> **What to do**:
Reproduce the entries exactly.

— Start Raw records —

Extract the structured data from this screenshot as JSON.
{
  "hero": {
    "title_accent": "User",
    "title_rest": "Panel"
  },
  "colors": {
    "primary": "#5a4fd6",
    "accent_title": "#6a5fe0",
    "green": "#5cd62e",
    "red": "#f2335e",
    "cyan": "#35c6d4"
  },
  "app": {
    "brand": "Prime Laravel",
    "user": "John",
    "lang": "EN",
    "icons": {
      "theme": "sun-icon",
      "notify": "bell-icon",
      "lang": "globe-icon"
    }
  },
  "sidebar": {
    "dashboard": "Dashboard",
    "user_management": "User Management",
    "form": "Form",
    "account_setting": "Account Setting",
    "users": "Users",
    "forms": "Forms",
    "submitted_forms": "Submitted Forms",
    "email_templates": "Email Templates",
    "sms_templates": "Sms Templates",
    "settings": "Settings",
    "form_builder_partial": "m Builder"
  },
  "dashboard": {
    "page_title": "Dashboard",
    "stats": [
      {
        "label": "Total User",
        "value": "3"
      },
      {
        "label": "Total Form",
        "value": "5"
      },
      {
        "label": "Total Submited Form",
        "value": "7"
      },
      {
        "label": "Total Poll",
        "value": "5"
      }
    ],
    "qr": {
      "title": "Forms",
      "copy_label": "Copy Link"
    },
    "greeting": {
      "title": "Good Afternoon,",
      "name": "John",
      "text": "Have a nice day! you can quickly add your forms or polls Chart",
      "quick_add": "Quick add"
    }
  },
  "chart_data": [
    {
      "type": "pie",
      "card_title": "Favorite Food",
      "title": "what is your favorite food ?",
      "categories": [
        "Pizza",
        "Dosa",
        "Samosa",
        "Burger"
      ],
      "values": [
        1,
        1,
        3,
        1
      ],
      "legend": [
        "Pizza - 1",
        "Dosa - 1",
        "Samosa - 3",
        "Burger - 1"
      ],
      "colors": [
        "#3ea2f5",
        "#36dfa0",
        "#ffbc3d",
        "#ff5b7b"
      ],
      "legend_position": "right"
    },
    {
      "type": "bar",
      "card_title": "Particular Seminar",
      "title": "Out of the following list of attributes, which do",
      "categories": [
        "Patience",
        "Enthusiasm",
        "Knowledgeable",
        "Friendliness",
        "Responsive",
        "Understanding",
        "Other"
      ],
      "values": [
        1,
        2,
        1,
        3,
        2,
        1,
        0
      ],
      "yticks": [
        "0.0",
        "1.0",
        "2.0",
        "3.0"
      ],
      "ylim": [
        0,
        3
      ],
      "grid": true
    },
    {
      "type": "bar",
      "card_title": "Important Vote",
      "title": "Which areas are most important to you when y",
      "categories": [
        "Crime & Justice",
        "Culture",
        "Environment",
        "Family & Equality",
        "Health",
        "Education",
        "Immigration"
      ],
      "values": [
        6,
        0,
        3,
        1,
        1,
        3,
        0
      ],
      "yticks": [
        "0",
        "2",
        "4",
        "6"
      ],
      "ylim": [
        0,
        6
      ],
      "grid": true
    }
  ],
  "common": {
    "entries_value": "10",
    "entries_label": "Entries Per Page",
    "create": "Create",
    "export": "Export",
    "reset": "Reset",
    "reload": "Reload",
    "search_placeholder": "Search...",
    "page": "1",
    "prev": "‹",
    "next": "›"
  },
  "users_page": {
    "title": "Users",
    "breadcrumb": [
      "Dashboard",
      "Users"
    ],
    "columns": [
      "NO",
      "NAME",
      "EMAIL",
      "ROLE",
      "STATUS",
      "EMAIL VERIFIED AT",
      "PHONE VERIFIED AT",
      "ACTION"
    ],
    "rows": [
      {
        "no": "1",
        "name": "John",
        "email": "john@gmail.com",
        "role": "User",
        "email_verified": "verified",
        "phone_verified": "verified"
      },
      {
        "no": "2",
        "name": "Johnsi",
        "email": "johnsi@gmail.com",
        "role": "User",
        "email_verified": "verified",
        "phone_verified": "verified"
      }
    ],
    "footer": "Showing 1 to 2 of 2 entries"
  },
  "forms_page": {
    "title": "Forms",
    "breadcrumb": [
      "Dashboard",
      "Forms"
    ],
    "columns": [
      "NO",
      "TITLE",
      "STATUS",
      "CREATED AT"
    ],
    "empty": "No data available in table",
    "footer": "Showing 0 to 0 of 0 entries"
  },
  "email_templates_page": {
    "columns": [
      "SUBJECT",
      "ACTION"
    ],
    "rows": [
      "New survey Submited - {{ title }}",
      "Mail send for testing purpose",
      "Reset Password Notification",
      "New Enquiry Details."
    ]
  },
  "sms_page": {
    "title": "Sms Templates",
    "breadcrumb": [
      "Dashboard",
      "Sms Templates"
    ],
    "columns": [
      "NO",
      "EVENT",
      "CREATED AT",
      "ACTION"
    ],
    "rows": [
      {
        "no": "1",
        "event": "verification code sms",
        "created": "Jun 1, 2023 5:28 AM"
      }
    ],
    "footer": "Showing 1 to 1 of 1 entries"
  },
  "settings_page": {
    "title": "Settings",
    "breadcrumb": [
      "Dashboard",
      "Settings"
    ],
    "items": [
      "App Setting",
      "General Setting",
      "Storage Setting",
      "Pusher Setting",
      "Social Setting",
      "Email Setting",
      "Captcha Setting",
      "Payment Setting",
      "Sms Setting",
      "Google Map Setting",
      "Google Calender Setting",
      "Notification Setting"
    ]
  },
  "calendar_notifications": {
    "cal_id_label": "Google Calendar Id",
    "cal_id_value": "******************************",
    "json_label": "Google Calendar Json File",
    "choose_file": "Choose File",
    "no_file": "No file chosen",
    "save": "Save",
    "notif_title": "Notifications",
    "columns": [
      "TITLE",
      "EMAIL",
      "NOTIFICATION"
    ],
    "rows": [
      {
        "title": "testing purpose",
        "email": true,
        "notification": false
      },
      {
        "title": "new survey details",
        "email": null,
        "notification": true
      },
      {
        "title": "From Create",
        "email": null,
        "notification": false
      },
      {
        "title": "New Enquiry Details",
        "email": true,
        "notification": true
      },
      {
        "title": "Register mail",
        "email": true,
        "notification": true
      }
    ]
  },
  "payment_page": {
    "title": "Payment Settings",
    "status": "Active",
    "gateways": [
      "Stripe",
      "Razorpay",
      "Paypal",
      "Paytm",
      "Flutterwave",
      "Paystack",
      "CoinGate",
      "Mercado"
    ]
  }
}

— End Raw records —

> **Written reply**:
Extract the structured data from this screenshot as JSON.
{
  "hero": {
    "title_accent": "User",
    "title_rest": "Panel"
  },
  "colors": {
    "primary": "#5a4fd6",
    "accent_title": "#6a5fe0",
    "green": "#5cd62e",
    "red": "#f2335e",
    "cyan": "#35c6d4"
  },
  "app": {
    "brand": "Prime Laravel",
    "user": "John",
    "lang": "EN",
    "icons": {
      "theme": "sun-icon",
      "notify": "bell-icon",
      "lang": "globe-icon"
    }
  },
  "sidebar": {
    "dashboard": "Dashboard",
    "user_management": "User Management",
    "form": "Form",
    "account_setting": "Account Setting",
    "users": "Users",
    "forms": "Forms",
    "submitted_forms": "Submitted Forms",
    "email_templates": "Email Templates",
    "sms_templates": "Sms Templates",
    "settings": "Settings",
    "form_builder_partial": "m Builder"
  },
  "dashboard": {
    "page_title": "Dashboard",
    "stats": [
      {
        "label": "Total User",
        "value": "3"
      },
      {
        "label": "Total Form",
        "value": "5"
      },
      {
        "label": "Total Submited Form",
        "value": "7"
      },
      {
        "label": "Total Poll",
        "value": "5"
      }
    ],
    "qr": {
      "title": "Forms",
      "copy_label": "Copy Link"
    },
    "greeting": {
      "title": "Good Afternoon,",
      "name": "John",
      "text": "Have a nice day! you can quickly add your forms or polls Chart",
      "quick_add": "Quick add"
    }
  },
  "chart_data": [
    {
      "type": "pie",
      "card_title": "Favorite Food",
      "title": "what is your favorite food ?",
      "categories": [
        "Pizza",
        "Dosa",
        "Samosa",
        "Burger"
      ],
      "values": [
        1,
        1,
        3,
        1
      ],
      "legend": [
        "Pizza - 1",
        "Dosa - 1",
        "Samosa - 3",
        "Burger - 1"
      ],
      "colors": [
        "#3ea2f5",
        "#36dfa0",
        "#ffbc3d",
        "#ff5b7b"
      ],
      "legend_position": "right"
    },
    {
      "type": "bar",
      "card_title": "Particular Seminar",
      "title": "Out of the following list of attributes, which do",
      "categories": [
        "Patience",
        "Enthusiasm",
        "Knowledgeable",
        "Friendliness",
        "Responsive",
        "Understanding",
        "Other"
      ],
      "values": [
        1,
        2,
        1,
        3,
        2,
        1,
        0
      ],
      "yticks": [
        "0.0",
        "1.0",
        "2.0",
        "3.0"
      ],
      "ylim": [
        0,
        3
      ],
      "grid": true
    },
    {
      "type": "bar",
      "card_title": "Important Vote",
      "title": "Which areas are most important to you when y",
      "categories": [
        "Crime & Justice",
        "Culture",
        "Environment",
        "Family & Equality",
        "Health",
        "Education",
        "Immigration"
      ],
      "values": [
        6,
        0,
        3,
        1,
        1,
        3,
        0
      ],
      "yticks": [
        "0",
        "2",
        "4",
        "6"
      ],
      "ylim": [
        0,
        6
      ],
      "grid": true
    }
  ],
  "common": {
    "entries_value": "10",
    "entries_label": "Entries Per Page",
    "create": "Create",
    "export": "Export",
    "reset": "Reset",
    "reload": "Reload",
    "search_placeholder": "Search...",
    "page": "1",
    "prev": "‹",
    "next": "›"
  },
  "users_page": {
    "title": "Users",
    "breadcrumb": [
      "Dashboard",
      "Users"
    ],
    "columns": [
      "NO",
      "NAME",
      "EMAIL",
      "ROLE",
      "STATUS",
      "EMAIL VERIFIED AT",
      "PHONE VERIFIED AT",
      "ACTION"
    ],
    "rows": [
      {
        "no": "1",
        "name": "John",
        "email": "john@gmail.com",
        "role": "User",
        "email_verified": "verified",
        "phone_verified": "verified"
      },
      {
        "no": "2",
        "name": "Johnsi",
        "email": "johnsi@gmail.com",
        "role": "User",
        "email_verified": "verified",
        "phone_verified": "verified"
      }
    ],
    "footer": "Showing 1 to 2 of 2 entries"
  },
  "forms_page": {
    "title": "Forms",
    "breadcrumb": [
      "Dashboard",
      "Forms"
    ],
    "columns": [
      "NO",
      "TITLE",
      "STATUS",
      "CREATED AT"
    ],
    "empty": "No data available in table",
    "footer": "Showing 0 to 0 of 0 entries"
  },
  "email_templates_page": {
    "columns": [
      "SUBJECT",
      "ACTION"
    ],
    "rows": [
      "New survey Submited - {{ title }}",
      "Mail send for testing purpose",
      "Reset Password Notification",
      "New Enquiry Details."
    ]
  },
  "sms_page": {
    "title": "Sms Templates",
    "breadcrumb": [
      "Dashboard",
      "Sms Templates"
    ],
    "columns": [
      "NO",
      "EVENT",
      "CREATED AT",
      "ACTION"
    ],
    "rows": [
      {
        "no": "1",
        "event": "verification code sms",
        "created": "Jun 1, 2023 5:28 AM"
      }
    ],
    "footer": "Showing 1 to 1 of 1 entries"
  },
  "settings_page": {
    "title": "Settings",
    "breadcrumb": [
      "Dashboard",
      "Settings"
    ],
    "items": [
      "App Setting",
      "General Setting",
      "Storage Setting",
      "Pusher Setting",
      "Social Setting",
      "Email Setting",
      "Captcha Setting",
      "Payment Setting",
      "Sms Setting",
      "Google Map Setting",
      "Google Calender Setting",
      "Notification Setting"
    ]
  },
  "calendar_notifications": {
    "cal_id_label": "Google Calendar Id",
    "cal_id_value": "******************************",
    "json_label": "Google Calendar Json File",
    "choose_file": "Choose File",
    "no_file": "No file chosen",
    "save": "Save",
    "notif_title": "Notifications",
    "columns": [
      "TITLE",
      "EMAIL",
      "NOTIFICATION"
    ],
    "rows": [
      {
        "title": "testing purpose",
        "email": true,
        "notification": false
      },
      {
        "title": "new survey details",
        "email": null,
        "notification": true
      },
      {
        "title": "From Create",
        "email": null,
        "notification": false
      },
      {
        "title": "New Enquiry Details",
        "email": true,
        "notification": true
      },
      {
        "title": "Register mail",
        "email": true,
        "notification": true
      }
    ]
  },
  "payment_page": {
    "title": "Payment Settings",
    "status": "Active",
    "gateways": [
      "Stripe",
      "Razorpay",
      "Paypal",
      "Paytm",
      "Flutterwave",
      "Paystack",
      "CoinGate",
      "Mercado"
    ]
  }
}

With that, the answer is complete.